-------- Records for the task

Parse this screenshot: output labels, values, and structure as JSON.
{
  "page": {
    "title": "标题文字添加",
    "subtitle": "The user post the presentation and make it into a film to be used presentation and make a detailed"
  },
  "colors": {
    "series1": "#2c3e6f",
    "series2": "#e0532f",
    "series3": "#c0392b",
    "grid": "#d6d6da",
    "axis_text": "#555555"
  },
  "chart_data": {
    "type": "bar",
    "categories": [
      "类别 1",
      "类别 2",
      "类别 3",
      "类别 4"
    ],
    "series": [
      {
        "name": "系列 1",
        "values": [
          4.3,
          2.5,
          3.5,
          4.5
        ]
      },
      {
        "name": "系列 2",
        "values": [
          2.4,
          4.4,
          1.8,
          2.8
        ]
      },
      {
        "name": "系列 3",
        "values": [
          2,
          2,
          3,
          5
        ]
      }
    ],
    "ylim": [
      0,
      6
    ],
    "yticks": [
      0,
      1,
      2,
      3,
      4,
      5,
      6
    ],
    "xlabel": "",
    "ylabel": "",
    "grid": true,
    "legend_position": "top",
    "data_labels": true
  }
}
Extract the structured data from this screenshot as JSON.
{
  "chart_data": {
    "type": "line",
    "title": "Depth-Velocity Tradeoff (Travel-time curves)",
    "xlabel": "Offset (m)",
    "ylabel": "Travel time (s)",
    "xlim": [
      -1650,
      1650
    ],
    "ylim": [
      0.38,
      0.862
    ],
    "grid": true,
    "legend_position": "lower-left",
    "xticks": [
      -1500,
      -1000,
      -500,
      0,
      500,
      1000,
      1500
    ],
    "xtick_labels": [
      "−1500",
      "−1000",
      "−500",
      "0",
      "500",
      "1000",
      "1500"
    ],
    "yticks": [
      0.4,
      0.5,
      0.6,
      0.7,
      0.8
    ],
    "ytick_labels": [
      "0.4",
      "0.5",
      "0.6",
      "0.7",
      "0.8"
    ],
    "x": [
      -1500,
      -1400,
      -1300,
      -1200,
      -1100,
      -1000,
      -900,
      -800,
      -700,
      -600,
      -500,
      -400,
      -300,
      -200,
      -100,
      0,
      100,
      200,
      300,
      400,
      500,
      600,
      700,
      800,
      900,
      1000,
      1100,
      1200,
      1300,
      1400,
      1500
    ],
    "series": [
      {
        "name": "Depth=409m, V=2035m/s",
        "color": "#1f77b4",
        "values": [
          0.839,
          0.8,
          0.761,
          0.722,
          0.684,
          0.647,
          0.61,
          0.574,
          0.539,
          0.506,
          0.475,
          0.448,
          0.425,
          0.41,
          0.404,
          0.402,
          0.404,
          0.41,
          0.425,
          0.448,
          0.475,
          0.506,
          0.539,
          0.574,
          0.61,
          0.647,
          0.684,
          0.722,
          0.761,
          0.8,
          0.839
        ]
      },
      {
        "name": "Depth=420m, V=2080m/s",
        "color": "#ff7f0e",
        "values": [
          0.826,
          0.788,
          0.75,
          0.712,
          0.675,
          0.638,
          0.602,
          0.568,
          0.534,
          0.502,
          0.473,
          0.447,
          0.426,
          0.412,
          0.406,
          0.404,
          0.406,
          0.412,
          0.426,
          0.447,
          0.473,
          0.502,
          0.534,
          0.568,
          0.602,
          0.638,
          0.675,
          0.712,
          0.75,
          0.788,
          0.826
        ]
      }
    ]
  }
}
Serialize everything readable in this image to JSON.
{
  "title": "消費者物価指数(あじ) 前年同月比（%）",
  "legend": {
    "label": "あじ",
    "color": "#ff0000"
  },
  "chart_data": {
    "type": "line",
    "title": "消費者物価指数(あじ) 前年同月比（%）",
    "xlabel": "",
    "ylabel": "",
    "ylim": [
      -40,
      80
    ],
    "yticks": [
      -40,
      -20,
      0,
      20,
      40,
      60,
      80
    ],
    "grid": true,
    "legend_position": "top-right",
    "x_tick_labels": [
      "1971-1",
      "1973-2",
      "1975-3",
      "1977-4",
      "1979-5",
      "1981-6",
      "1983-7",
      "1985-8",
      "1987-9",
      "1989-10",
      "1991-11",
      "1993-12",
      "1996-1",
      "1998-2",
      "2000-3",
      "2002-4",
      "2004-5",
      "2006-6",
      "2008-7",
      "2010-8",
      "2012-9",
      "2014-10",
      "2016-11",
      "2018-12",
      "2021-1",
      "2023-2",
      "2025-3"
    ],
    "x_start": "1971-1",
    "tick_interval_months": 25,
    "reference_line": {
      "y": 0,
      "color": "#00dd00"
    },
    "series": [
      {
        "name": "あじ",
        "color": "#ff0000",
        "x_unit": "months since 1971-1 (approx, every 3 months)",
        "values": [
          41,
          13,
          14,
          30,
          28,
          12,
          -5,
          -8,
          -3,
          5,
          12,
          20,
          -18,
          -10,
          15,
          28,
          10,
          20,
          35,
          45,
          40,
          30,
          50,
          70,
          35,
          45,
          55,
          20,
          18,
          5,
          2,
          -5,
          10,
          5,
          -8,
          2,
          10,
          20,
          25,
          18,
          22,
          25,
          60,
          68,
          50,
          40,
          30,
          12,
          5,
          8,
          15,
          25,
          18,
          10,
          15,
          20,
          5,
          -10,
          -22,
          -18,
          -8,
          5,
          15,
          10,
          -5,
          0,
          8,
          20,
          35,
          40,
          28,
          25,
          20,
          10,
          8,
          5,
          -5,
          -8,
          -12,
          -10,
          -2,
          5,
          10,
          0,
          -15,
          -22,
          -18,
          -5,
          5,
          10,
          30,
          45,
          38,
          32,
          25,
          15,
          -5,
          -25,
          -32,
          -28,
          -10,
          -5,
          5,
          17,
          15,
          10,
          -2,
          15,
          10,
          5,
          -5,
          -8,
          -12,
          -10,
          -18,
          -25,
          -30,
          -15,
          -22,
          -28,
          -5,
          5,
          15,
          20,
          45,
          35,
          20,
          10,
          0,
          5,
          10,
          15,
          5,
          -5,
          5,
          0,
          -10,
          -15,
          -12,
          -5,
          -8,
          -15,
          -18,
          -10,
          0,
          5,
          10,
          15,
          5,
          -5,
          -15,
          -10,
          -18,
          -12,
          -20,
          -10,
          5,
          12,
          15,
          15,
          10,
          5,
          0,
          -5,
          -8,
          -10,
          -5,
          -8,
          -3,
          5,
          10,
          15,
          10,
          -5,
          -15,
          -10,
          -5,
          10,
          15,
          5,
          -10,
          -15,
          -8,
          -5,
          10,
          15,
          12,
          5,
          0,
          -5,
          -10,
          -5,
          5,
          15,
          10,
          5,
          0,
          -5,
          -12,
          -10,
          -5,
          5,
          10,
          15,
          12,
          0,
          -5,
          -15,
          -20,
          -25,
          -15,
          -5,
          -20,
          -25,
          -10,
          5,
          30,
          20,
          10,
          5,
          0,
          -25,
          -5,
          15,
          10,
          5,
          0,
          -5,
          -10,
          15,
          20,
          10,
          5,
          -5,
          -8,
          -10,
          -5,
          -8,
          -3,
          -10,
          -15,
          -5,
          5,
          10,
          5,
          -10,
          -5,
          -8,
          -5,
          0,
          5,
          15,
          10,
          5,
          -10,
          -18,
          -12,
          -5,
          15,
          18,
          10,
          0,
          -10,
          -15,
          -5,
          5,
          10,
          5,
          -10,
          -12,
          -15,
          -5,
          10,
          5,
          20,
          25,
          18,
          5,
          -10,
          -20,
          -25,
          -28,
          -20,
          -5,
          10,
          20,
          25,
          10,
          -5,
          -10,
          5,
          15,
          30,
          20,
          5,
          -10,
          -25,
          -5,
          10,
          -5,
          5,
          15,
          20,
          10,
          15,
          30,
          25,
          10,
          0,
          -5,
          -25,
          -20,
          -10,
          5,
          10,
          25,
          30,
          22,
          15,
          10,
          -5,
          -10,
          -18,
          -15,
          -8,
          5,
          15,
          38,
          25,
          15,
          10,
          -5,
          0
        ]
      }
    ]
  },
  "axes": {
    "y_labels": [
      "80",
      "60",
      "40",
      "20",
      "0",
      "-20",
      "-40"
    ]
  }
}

----------------

### Your objective
Identify each line holding the string "time", and copy it out.

### Response to this task
    "title": "Depth-Velocity Tradeoff (Travel-time curves)",
    "ylabel": "Travel time (s)",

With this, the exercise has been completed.